• _What you will do_
Filter out everything except lines holding "σύμφωνα".

• _Dataset content_
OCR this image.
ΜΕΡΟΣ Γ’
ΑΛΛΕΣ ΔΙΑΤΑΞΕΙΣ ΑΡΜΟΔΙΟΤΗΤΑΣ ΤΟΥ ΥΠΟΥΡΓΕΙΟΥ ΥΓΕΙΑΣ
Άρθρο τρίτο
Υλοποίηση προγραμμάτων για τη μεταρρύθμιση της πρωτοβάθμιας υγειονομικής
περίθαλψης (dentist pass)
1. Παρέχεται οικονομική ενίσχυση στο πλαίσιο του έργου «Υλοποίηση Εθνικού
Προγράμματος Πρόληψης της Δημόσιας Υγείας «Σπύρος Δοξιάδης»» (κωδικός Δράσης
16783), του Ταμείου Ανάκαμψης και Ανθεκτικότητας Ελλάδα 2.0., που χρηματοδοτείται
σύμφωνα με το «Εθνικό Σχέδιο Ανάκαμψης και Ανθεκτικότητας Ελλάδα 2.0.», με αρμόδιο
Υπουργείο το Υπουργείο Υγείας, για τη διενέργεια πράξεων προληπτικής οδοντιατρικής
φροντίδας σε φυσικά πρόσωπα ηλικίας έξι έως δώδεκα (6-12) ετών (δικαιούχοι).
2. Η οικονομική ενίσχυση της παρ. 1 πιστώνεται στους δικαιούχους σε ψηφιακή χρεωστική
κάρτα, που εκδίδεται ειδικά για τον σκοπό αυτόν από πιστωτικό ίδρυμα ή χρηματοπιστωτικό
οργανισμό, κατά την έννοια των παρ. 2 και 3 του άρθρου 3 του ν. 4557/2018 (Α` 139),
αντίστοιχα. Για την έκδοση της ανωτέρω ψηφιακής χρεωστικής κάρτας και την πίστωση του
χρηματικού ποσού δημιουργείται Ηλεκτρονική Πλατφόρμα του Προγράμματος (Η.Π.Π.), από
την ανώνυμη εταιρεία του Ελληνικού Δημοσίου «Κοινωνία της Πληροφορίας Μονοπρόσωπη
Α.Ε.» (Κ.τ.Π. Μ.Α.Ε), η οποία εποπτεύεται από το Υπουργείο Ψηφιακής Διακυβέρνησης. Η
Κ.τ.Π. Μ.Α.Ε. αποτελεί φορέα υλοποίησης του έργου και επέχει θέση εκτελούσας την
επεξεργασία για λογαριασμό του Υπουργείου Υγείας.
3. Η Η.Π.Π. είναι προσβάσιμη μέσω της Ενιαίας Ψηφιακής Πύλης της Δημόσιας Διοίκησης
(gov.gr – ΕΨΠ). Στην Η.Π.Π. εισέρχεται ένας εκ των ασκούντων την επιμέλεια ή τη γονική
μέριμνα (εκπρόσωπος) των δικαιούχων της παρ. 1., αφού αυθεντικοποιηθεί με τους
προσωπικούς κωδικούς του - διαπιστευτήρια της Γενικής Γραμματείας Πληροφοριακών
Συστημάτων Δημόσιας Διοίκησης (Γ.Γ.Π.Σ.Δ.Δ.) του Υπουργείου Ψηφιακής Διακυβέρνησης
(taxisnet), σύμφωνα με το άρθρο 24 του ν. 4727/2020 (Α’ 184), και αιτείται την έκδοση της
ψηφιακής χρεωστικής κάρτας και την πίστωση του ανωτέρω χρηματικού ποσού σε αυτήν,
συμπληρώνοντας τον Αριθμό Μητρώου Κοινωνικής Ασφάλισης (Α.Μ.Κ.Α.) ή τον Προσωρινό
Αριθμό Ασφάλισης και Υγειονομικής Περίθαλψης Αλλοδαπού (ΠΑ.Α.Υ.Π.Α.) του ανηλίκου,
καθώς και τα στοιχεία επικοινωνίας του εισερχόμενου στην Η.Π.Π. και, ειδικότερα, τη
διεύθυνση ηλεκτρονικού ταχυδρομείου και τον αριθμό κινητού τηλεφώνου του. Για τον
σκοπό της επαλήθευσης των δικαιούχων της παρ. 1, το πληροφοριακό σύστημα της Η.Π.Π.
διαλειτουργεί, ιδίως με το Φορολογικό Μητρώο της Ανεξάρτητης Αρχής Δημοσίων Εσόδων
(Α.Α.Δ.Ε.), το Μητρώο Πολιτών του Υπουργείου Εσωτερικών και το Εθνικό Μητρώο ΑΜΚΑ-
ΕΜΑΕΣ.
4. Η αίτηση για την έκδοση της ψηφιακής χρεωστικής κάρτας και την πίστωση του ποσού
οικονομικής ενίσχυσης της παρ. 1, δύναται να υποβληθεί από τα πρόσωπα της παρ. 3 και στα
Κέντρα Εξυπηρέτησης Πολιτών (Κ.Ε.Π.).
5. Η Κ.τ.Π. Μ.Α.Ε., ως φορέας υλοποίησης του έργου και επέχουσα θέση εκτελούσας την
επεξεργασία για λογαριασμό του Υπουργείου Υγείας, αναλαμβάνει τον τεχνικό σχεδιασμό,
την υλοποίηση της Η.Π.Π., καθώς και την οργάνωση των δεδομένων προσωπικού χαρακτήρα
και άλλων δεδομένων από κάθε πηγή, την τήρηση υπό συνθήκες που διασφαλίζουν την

• _Output of the task_
σύμφωνα με το «Εθνικό Σχέδιο Ανάκαμψης και Ανθεκτικότητας Ελλάδα 2.0.», με αρμόδιο
(taxisnet), σύμφωνα με το άρθρο 24 του ν. 4727/2020 (Α’ 184), και αιτείται την έκδοση της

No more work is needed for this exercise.